> **What to do**
Please copy out every listing below line for line, changing nothing.
☆ ☆ ☆ ☆ ☆ ☆ ☆
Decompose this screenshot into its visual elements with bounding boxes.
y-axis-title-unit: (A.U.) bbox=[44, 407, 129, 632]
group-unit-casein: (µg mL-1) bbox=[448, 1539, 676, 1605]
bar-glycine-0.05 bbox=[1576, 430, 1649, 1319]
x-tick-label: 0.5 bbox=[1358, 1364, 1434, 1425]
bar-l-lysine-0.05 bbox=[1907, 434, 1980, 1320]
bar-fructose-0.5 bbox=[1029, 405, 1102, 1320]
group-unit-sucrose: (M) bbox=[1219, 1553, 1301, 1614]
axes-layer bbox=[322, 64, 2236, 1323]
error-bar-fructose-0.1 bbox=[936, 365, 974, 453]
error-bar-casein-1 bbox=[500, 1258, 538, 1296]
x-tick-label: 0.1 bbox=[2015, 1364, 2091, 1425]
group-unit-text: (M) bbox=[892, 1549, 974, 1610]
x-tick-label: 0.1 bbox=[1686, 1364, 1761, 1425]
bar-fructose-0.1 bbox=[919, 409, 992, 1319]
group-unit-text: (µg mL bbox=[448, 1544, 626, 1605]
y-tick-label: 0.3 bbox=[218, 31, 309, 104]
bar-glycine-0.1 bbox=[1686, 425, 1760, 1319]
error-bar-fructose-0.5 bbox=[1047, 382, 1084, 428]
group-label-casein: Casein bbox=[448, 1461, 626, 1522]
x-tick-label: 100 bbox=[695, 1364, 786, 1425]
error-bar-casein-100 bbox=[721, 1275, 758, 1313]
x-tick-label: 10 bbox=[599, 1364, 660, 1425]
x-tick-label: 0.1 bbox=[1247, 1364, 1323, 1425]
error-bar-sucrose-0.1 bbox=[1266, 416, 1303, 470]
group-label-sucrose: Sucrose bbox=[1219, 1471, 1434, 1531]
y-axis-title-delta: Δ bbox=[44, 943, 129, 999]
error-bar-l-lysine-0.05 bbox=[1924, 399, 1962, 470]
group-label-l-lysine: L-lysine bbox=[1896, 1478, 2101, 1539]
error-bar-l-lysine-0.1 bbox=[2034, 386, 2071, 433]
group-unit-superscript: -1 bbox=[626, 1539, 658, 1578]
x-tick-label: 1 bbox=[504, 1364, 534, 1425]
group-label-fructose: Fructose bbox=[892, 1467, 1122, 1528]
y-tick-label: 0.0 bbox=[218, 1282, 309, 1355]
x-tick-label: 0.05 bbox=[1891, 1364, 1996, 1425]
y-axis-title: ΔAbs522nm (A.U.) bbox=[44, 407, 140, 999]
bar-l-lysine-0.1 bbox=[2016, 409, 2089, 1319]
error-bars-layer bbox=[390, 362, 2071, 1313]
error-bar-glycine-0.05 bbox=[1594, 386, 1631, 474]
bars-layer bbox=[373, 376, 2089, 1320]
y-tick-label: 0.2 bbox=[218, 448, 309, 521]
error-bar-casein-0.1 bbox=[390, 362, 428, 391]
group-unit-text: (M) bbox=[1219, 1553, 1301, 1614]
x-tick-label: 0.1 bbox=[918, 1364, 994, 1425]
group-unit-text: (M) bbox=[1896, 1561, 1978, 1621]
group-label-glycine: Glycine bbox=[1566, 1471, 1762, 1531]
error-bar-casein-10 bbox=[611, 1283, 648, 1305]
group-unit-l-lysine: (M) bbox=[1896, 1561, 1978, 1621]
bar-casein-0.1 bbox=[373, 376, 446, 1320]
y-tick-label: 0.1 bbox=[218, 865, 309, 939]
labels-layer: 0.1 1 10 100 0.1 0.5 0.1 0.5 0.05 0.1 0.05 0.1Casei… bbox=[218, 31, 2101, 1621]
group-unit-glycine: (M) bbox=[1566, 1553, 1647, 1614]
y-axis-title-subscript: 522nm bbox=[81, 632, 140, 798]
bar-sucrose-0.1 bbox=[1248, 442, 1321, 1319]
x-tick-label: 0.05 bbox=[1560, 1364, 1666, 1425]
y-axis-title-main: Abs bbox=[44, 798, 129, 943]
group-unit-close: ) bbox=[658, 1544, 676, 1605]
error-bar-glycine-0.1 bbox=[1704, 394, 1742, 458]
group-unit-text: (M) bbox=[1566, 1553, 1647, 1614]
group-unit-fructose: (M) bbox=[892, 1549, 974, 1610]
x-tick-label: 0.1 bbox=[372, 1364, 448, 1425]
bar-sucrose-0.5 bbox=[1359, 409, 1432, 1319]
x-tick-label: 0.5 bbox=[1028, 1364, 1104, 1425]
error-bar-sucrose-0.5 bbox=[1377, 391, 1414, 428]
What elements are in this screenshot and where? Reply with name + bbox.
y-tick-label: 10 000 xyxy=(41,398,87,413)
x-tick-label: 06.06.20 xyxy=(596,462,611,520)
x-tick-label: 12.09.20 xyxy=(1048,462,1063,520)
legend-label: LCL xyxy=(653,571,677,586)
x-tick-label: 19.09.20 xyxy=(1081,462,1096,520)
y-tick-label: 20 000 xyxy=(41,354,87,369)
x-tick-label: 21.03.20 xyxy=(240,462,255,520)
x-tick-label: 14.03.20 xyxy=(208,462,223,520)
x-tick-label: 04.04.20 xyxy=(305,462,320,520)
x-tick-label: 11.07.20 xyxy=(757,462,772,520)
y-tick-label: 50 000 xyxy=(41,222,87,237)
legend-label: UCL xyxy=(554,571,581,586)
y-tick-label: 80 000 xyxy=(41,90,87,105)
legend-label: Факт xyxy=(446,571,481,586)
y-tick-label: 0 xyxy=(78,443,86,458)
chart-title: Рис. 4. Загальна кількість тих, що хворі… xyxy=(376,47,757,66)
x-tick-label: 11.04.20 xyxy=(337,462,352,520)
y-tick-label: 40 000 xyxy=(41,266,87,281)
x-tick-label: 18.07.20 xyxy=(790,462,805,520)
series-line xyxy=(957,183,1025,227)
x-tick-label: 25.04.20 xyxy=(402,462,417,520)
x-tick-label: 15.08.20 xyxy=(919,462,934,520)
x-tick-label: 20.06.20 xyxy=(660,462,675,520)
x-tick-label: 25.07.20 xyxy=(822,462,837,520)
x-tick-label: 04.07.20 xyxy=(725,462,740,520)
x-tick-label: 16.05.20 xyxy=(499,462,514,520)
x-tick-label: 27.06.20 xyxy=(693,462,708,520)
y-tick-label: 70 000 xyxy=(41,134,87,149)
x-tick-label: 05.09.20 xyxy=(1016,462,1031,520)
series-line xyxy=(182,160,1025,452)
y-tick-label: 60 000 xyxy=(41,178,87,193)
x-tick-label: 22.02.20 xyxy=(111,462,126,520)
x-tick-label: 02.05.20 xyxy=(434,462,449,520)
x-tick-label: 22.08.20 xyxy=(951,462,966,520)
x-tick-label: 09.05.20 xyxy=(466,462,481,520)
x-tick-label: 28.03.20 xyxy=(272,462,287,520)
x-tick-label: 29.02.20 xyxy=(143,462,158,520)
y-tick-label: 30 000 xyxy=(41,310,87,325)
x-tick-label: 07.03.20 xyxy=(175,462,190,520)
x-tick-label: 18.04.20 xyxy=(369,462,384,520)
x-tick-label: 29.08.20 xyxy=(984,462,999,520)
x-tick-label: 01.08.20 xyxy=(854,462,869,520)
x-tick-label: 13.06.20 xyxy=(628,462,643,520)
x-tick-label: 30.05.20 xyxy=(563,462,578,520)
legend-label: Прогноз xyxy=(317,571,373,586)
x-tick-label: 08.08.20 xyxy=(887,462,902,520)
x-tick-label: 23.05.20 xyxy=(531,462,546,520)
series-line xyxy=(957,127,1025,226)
☆ ☆ ☆ ☆ ☆ ☆ ☆
> **Written response**
Decompose this screenshot into its visual elements with bounding boxes.
y-axis-title-unit: (A.U.) bbox=[44, 407, 129, 632]
group-unit-casein: (µg mL-1) bbox=[448, 1539, 676, 1605]
bar-glycine-0.05 bbox=[1576, 430, 1649, 1319]
x-tick-label: 0.5 bbox=[1358, 1364, 1434, 1425]
bar-l-lysine-0.05 bbox=[1907, 434, 1980, 1320]
bar-fructose-0.5 bbox=[1029, 405, 1102, 1320]
group-unit-sucrose: (M) bbox=[1219, 1553, 1301, 1614]
axes-layer bbox=[322, 64, 2236, 1323]
error-bar-fructose-0.1 bbox=[936, 365, 974, 453]
error-bar-casein-1 bbox=[500, 1258, 538, 1296]
x-tick-label: 0.1 bbox=[2015, 1364, 2091, 1425]
group-unit-text: (M) bbox=[892, 1549, 974, 1610]
x-tick-label: 0.1 bbox=[1686, 1364, 1761, 1425]
bar-fructose-0.1 bbox=[919, 409, 992, 1319]
group-unit-text: (µg mL bbox=[448, 1544, 626, 1605]
y-tick-label: 0.3 bbox=[218, 31, 309, 104]
bar-glycine-0.1 bbox=[1686, 425, 1760, 1319]
error-bar-fructose-0.5 bbox=[1047, 382, 1084, 428]
group-label-casein: Casein bbox=[448, 1461, 626, 1522]
x-tick-label: 100 bbox=[695, 1364, 786, 1425]
error-bar-casein-100 bbox=[721, 1275, 758, 1313]
x-tick-label: 10 bbox=[599, 1364, 660, 1425]
x-tick-label: 0.1 bbox=[1247, 1364, 1323, 1425]
error-bar-sucrose-0.1 bbox=[1266, 416, 1303, 470]
group-label-sucrose: Sucrose bbox=[1219, 1471, 1434, 1531]
y-axis-title-delta: Δ bbox=[44, 943, 129, 999]
error-bar-l-lysine-0.05 bbox=[1924, 399, 1962, 470]
group-label-l-lysine: L-lysine bbox=[1896, 1478, 2101, 1539]
error-bar-l-lysine-0.1 bbox=[2034, 386, 2071, 433]
group-unit-superscript: -1 bbox=[626, 1539, 658, 1578]
x-tick-label: 1 bbox=[504, 1364, 534, 1425]
group-label-fructose: Fructose bbox=[892, 1467, 1122, 1528]
y-tick-label: 0.0 bbox=[218, 1282, 309, 1355]
x-tick-label: 0.05 bbox=[1891, 1364, 1996, 1425]
y-axis-title: ΔAbs522nm (A.U.) bbox=[44, 407, 140, 999]
bar-l-lysine-0.1 bbox=[2016, 409, 2089, 1319]
error-bars-layer bbox=[390, 362, 2071, 1313]
error-bar-glycine-0.05 bbox=[1594, 386, 1631, 474]
bars-layer bbox=[373, 376, 2089, 1320]
y-tick-label: 0.2 bbox=[218, 448, 309, 521]
error-bar-casein-0.1 bbox=[390, 362, 428, 391]
group-unit-text: (M) bbox=[1219, 1553, 1301, 1614]
x-tick-label: 0.1 bbox=[918, 1364, 994, 1425]
group-unit-text: (M) bbox=[1896, 1561, 1978, 1621]
group-label-glycine: Glycine bbox=[1566, 1471, 1762, 1531]
error-bar-casein-10 bbox=[611, 1283, 648, 1305]
group-unit-l-lysine: (M) bbox=[1896, 1561, 1978, 1621]
bar-casein-0.1 bbox=[373, 376, 446, 1320]
y-tick-label: 0.1 bbox=[218, 865, 309, 939]
labels-layer: 0.1 1 10 100 0.1 0.5 0.1 0.5 0.05 0.1 0.05 0.1Casei… bbox=[218, 31, 2101, 1621]
group-unit-glycine: (M) bbox=[1566, 1553, 1647, 1614]
y-axis-title-subscript: 522nm bbox=[81, 632, 140, 798]
bar-sucrose-0.1 bbox=[1248, 442, 1321, 1319]
x-tick-label: 0.05 bbox=[1560, 1364, 1666, 1425]
y-axis-title-main: Abs bbox=[44, 798, 129, 943]
group-unit-close: ) bbox=[658, 1544, 676, 1605]
error-bar-glycine-0.1 bbox=[1704, 394, 1742, 458]
group-unit-text: (M) bbox=[1566, 1553, 1647, 1614]
group-unit-fructose: (M) bbox=[892, 1549, 974, 1610]
x-tick-label: 0.1 bbox=[372, 1364, 448, 1425]
bar-sucrose-0.5 bbox=[1359, 409, 1432, 1319]
x-tick-label: 0.5 bbox=[1028, 1364, 1104, 1425]
error-bar-sucrose-0.5 bbox=[1377, 391, 1414, 428]
What elements are in this screenshot and where? Reply with name + bbox.
y-tick-label: 10 000 xyxy=(41,398,87,413)
x-tick-label: 06.06.20 xyxy=(596,462,611,520)
x-tick-label: 12.09.20 xyxy=(1048,462,1063,520)
legend-label: LCL xyxy=(653,571,677,586)
x-tick-label: 19.09.20 xyxy=(1081,462,1096,520)
y-tick-label: 20 000 xyxy=(41,354,87,369)
x-tick-label: 21.03.20 xyxy=(240,462,255,520)
x-tick-label: 14.03.20 xyxy=(208,462,223,520)
x-tick-label: 04.04.20 xyxy=(305,462,320,520)
x-tick-label: 11.07.20 xyxy=(757,462,772,520)
y-tick-label: 50 000 xyxy=(41,222,87,237)
legend-label: UCL xyxy=(554,571,581,586)
y-tick-label: 80 000 xyxy=(41,90,87,105)
legend-label: Факт xyxy=(446,571,481,586)
y-tick-label: 0 xyxy=(78,443,86,458)
chart-title: Рис. 4. Загальна кількість тих, що хворі… xyxy=(376,47,757,66)
x-tick-label: 11.04.20 xyxy=(337,462,352,520)
y-tick-label: 40 000 xyxy=(41,266,87,281)
x-tick-label: 18.07.20 xyxy=(790,462,805,520)
series-line xyxy=(957,183,1025,227)
x-tick-label: 25.04.20 xyxy=(402,462,417,520)
x-tick-label: 15.08.20 xyxy=(919,462,934,520)
x-tick-label: 20.06.20 xyxy=(660,462,675,520)
x-tick-label: 25.07.20 xyxy=(822,462,837,520)
x-tick-label: 04.07.20 xyxy=(725,462,740,520)
x-tick-label: 16.05.20 xyxy=(499,462,514,520)
x-tick-label: 27.06.20 xyxy=(693,462,708,520)
y-tick-label: 70 000 xyxy=(41,134,87,149)
x-tick-label: 05.09.20 xyxy=(1016,462,1031,520)
series-line xyxy=(182,160,1025,452)
y-tick-label: 60 000 xyxy=(41,178,87,193)
x-tick-label: 22.02.20 xyxy=(111,462,126,520)
x-tick-label: 02.05.20 xyxy=(434,462,449,520)
x-tick-label: 22.08.20 xyxy=(951,462,966,520)
x-tick-label: 09.05.20 xyxy=(466,462,481,520)
x-tick-label: 28.03.20 xyxy=(272,462,287,520)
x-tick-label: 29.02.20 xyxy=(143,462,158,520)
y-tick-label: 30 000 xyxy=(41,310,87,325)
x-tick-label: 07.03.20 xyxy=(175,462,190,520)
x-tick-label: 18.04.20 xyxy=(369,462,384,520)
x-tick-label: 29.08.20 xyxy=(984,462,999,520)
x-tick-label: 01.08.20 xyxy=(854,462,869,520)
x-tick-label: 13.06.20 xyxy=(628,462,643,520)
x-tick-label: 30.05.20 xyxy=(563,462,578,520)
legend-label: Прогноз xyxy=(317,571,373,586)
x-tick-label: 08.08.20 xyxy=(887,462,902,520)
x-tick-label: 23.05.20 xyxy=(531,462,546,520)
series-line xyxy=(957,127,1025,226)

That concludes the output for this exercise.